- _Stated exercise_
Write the material out again in full, word for word. Do not include the pictures.

========================

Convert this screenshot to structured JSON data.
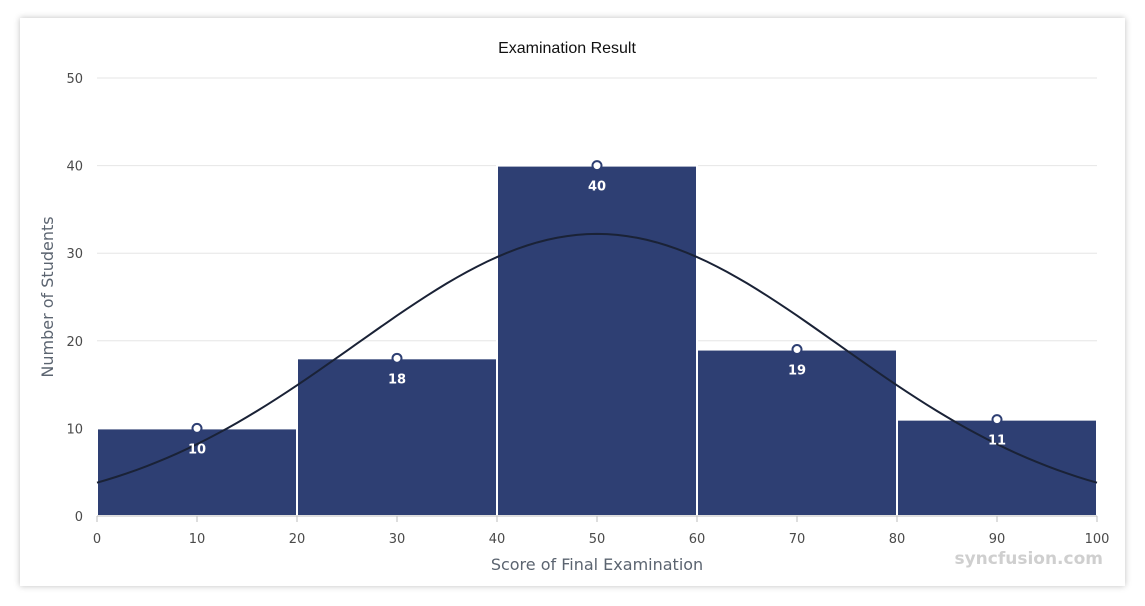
{
  "chart_data": {
    "type": "bar",
    "title": "Examination Result",
    "xlabel": "Score of Final Examination",
    "ylabel": "Number of Students",
    "xlim": [
      0,
      100
    ],
    "ylim": [
      0,
      50
    ],
    "x_ticks": [
      "0",
      "10",
      "20",
      "30",
      "40",
      "50",
      "60",
      "70",
      "80",
      "90",
      "100"
    ],
    "y_ticks": [
      "0",
      "10",
      "20",
      "30",
      "40",
      "50"
    ],
    "bins": [
      [
        0,
        20
      ],
      [
        20,
        40
      ],
      [
        40,
        60
      ],
      [
        60,
        80
      ],
      [
        80,
        100
      ]
    ],
    "categories": [
      "10",
      "30",
      "50",
      "70",
      "90"
    ],
    "values": [
      10,
      18,
      40,
      19,
      11
    ],
    "data_labels": [
      "10",
      "18",
      "40",
      "19",
      "11"
    ],
    "normal_curve": {
      "mean": 50,
      "peak": 32.2,
      "ends": 3.8
    },
    "grid": true,
    "colors": {
      "bar": "#2e3f73",
      "curve": "#1a2236",
      "grid": "#e6e6e6",
      "marker_fill": "#ffffff"
    }
  },
  "watermark": "syncfusion.com"
}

========================

- _Task solution_
Convert this screenshot to structured JSON data.
{
  "chart_data": {
    "type": "bar",
    "title": "Examination Result",
    "xlabel": "Score of Final Examination",
    "ylabel": "Number of Students",
    "xlim": [
      0,
      100
    ],
    "ylim": [
      0,
      50
    ],
    "x_ticks": [
      "0",
      "10",
      "20",
      "30",
      "40",
      "50",
      "60",
      "70",
      "80",
      "90",
      "100"
    ],
    "y_ticks": [
      "0",
      "10",
      "20",
      "30",
      "40",
      "50"
    ],
    "bins": [
      [
        0,
        20
      ],
      [
        20,
        40
      ],
      [
        40,
        60
      ],
      [
        60,
        80
      ],
      [
        80,
        100
      ]
    ],
    "categories": [
      "10",
      "30",
      "50",
      "70",
      "90"
    ],
    "values": [
      10,
      18,
      40,
      19,
      11
    ],
    "data_labels": [
      "10",
      "18",
      "40",
      "19",
      "11"
    ],
    "normal_curve": {
      "mean": 50,
      "peak": 32.2,
      "ends": 3.8
    },
    "grid": true,
    "colors": {
      "bar": "#2e3f73",
      "curve": "#1a2236",
      "grid": "#e6e6e6",
      "marker_fill": "#ffffff"
    }
  },
  "watermark": "syncfusion.com"
}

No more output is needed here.